• **WHAT THE TASK REQUIRES**
Report how many lines of the following entries include the string "Observation"; respond with the number alone.

━━━━━━━━━━━━━━━━━━━━━━━━━━━━━━

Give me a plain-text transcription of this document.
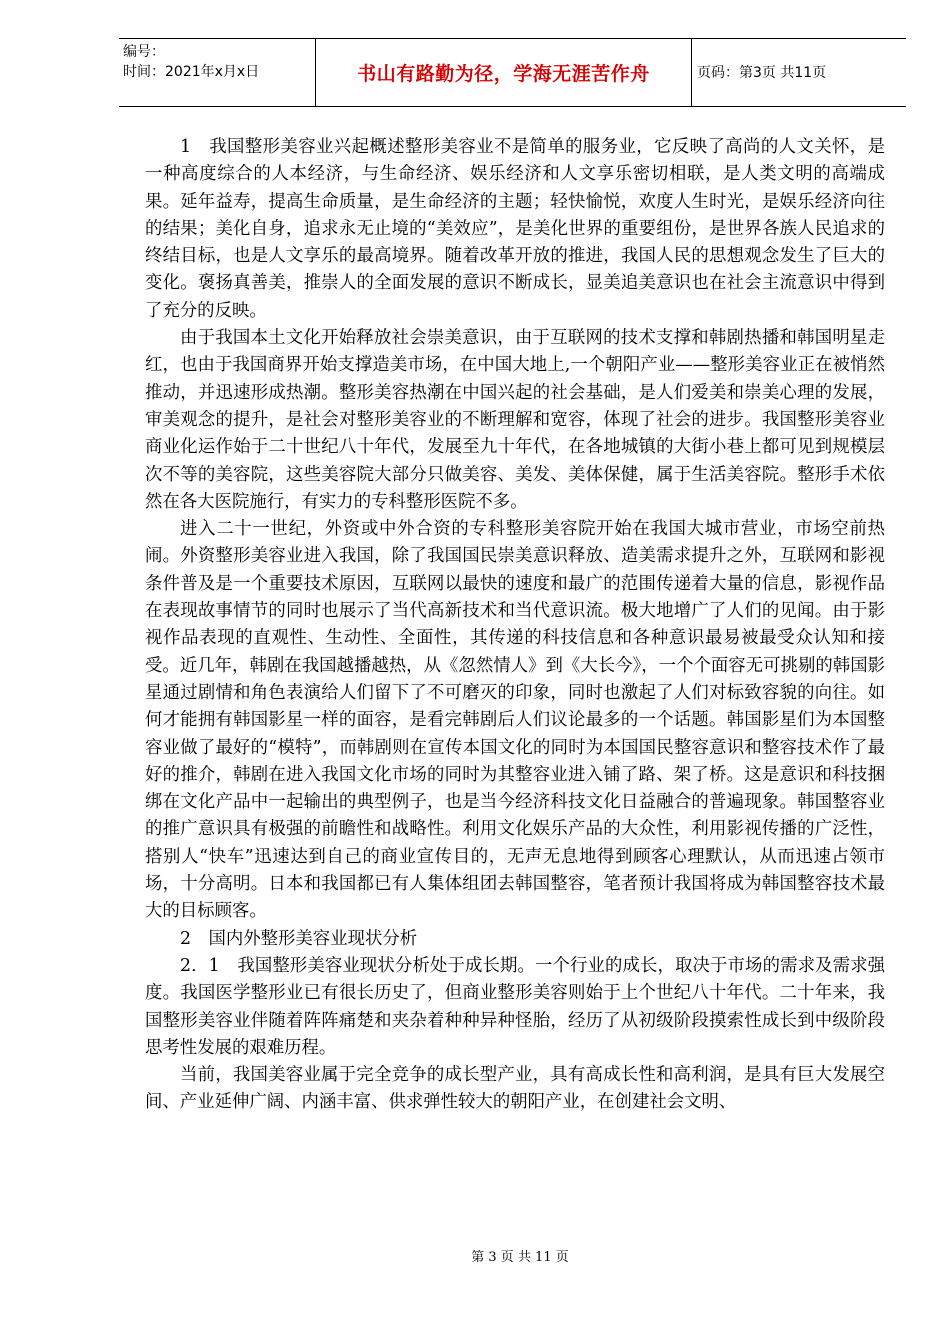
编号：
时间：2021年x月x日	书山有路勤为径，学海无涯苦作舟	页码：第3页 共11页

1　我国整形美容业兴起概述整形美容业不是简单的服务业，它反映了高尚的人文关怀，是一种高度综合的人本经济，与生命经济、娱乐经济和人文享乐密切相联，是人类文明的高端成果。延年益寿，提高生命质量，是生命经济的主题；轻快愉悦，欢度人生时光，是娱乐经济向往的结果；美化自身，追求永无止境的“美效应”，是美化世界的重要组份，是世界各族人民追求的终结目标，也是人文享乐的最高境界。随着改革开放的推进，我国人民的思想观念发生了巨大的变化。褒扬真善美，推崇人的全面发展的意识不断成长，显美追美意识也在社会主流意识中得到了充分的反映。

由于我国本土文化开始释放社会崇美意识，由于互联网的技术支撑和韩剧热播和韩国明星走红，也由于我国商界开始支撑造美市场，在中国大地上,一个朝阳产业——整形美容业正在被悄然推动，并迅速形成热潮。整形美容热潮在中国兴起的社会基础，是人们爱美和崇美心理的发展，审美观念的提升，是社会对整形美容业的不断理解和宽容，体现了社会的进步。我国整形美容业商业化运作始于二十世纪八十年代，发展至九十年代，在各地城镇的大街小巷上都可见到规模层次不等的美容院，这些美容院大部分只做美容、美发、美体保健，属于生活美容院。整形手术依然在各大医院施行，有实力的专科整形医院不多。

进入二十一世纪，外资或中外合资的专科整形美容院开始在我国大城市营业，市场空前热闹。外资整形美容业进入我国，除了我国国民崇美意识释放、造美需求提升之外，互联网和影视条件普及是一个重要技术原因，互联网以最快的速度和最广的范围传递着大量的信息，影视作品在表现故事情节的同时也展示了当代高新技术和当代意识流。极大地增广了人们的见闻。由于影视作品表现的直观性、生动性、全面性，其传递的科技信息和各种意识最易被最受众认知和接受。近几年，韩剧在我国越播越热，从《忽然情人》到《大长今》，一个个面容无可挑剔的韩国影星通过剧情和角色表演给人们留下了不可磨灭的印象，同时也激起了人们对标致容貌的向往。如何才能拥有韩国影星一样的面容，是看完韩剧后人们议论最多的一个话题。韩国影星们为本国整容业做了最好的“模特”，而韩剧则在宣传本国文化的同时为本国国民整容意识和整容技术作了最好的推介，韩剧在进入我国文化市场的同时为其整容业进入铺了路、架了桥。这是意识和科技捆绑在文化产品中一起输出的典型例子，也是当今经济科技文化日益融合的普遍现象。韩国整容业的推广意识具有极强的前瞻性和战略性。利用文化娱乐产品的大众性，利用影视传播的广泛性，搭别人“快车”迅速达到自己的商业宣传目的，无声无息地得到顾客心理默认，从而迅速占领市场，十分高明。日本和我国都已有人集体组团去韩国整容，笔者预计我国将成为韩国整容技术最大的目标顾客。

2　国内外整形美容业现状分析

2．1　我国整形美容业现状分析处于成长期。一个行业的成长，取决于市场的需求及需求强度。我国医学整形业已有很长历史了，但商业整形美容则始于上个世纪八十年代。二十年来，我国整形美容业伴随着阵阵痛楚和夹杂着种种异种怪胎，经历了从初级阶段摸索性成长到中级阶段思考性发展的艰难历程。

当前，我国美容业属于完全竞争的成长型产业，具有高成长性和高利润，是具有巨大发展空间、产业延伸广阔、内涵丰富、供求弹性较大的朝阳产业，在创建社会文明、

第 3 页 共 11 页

━━━━━━━━━━━━━━━━━━━━━━━━━━━━━━

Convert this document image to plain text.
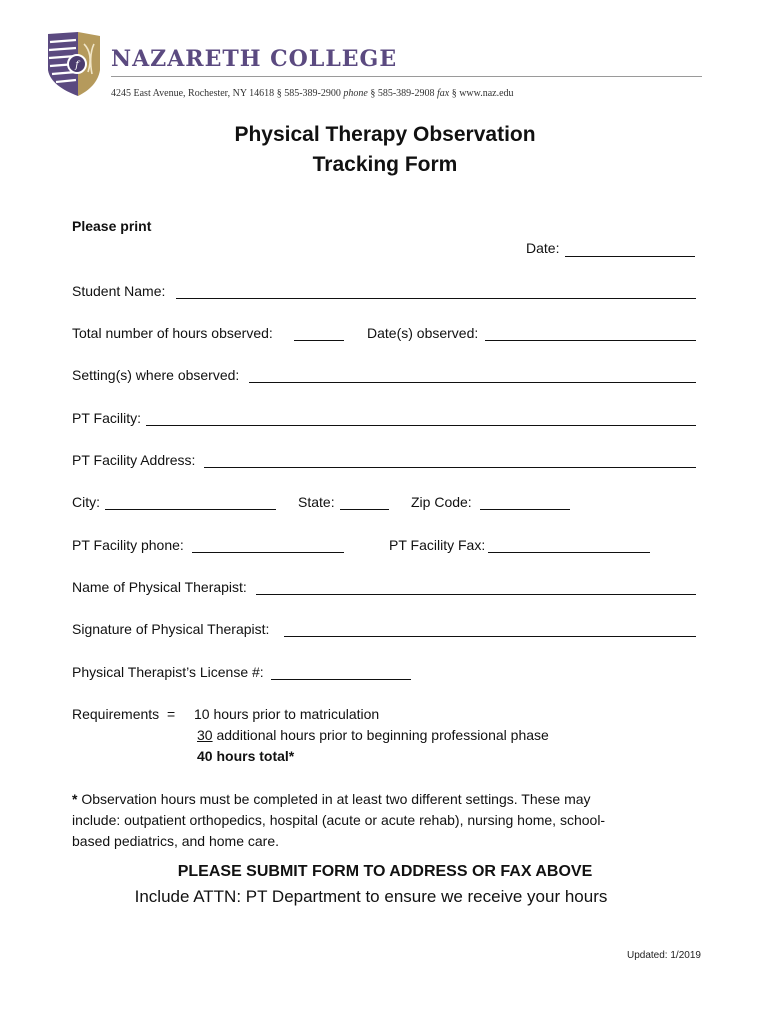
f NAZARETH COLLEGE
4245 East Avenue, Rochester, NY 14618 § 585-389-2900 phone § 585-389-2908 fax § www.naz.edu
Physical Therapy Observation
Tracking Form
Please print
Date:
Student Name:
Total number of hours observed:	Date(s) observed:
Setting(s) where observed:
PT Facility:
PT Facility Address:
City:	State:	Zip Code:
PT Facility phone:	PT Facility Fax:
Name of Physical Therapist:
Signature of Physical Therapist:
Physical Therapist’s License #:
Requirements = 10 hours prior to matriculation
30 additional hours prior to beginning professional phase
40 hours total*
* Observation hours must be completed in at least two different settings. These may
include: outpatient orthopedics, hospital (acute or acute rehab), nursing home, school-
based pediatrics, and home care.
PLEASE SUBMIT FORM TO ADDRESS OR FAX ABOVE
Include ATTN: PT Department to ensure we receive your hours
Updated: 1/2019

━━━━━━━━━━━━━━━━━━━━━━━━━━━━━━

• **SOLUTION BELOW**
2